Determine the number of lines in the listing below where the string "агрегата" occurs; answer with the number alone.

····················

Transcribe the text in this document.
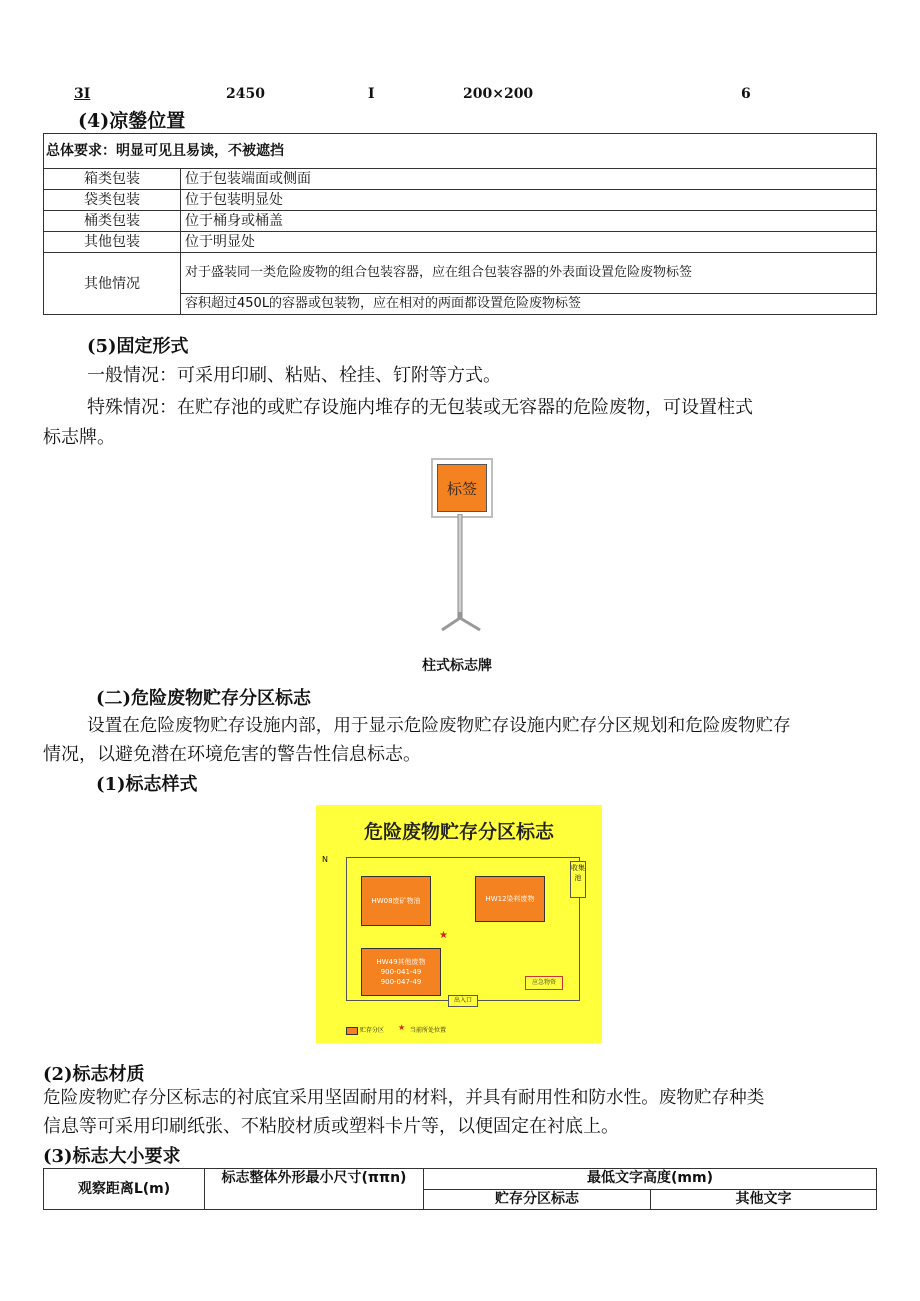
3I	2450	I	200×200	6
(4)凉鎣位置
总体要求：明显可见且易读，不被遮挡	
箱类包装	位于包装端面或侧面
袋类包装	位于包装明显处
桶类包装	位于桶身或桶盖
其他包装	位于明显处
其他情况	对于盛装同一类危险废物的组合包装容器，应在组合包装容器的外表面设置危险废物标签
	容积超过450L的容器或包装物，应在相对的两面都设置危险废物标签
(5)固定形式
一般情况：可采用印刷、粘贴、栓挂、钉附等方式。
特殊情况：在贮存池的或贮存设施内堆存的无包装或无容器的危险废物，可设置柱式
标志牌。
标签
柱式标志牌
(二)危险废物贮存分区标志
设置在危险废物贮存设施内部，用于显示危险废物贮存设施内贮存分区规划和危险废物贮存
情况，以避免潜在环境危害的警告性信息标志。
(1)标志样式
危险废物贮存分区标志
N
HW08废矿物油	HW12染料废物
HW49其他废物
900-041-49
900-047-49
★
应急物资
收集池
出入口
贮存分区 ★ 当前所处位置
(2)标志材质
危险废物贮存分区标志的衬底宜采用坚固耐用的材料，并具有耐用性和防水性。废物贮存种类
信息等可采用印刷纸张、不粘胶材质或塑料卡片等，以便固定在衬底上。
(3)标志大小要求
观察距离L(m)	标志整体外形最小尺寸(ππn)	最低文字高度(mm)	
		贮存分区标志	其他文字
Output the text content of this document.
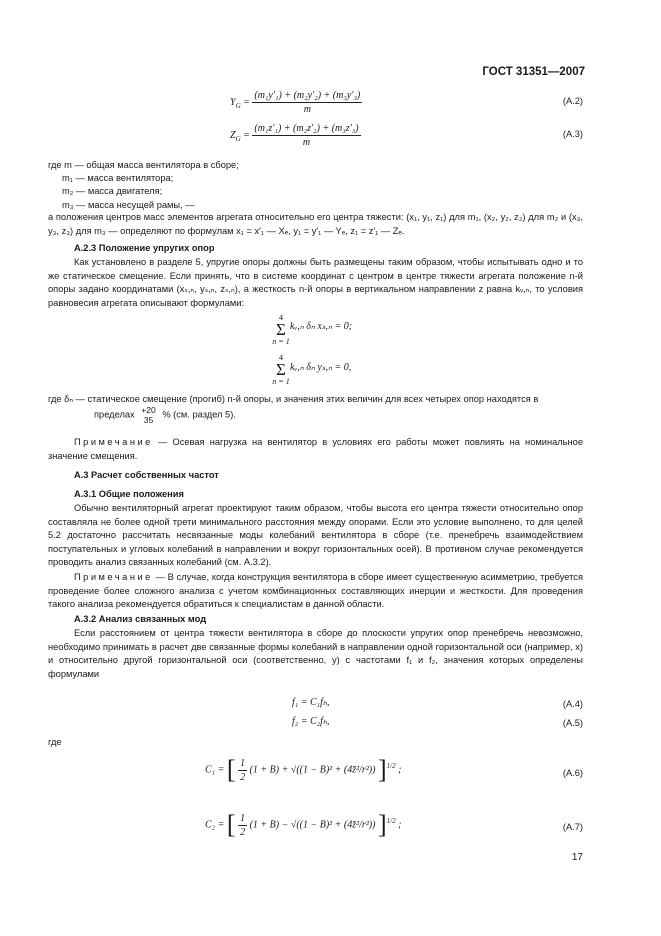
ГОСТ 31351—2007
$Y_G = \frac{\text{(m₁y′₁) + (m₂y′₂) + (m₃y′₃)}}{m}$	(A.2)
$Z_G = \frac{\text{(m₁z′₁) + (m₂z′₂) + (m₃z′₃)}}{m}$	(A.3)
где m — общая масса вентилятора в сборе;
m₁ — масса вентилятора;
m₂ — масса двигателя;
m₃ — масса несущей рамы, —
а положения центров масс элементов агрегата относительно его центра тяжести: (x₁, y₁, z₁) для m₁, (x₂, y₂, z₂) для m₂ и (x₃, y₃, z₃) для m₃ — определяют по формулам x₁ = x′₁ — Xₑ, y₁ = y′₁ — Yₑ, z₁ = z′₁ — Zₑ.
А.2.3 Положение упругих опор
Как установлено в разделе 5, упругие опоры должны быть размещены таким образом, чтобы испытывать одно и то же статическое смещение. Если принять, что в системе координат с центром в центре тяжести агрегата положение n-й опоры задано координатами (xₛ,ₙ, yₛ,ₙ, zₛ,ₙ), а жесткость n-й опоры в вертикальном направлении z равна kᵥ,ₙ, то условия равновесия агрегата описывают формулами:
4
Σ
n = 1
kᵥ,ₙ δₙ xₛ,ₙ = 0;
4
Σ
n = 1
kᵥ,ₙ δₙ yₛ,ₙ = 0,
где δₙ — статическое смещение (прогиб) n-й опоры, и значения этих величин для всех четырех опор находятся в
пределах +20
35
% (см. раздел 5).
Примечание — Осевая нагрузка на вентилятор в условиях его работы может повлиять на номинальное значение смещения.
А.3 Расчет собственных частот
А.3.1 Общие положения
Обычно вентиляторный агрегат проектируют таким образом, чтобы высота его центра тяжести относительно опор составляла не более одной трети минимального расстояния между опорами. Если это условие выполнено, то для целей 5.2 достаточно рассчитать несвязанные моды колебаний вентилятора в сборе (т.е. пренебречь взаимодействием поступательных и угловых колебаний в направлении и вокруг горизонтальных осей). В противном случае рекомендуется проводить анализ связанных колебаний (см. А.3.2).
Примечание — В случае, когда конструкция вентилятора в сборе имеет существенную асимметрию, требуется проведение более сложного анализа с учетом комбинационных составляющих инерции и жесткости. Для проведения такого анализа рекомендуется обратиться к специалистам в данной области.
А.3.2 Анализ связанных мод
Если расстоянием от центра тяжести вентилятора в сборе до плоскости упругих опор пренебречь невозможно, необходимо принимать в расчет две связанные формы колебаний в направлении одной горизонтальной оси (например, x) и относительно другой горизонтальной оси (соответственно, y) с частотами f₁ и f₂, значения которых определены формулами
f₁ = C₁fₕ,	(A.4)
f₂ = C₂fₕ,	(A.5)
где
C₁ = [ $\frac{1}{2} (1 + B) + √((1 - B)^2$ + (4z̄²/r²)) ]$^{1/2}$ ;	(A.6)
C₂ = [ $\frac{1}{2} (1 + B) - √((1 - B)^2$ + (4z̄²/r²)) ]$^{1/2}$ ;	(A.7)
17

····················

SOLUTION FOR THIS PROBLEM: 2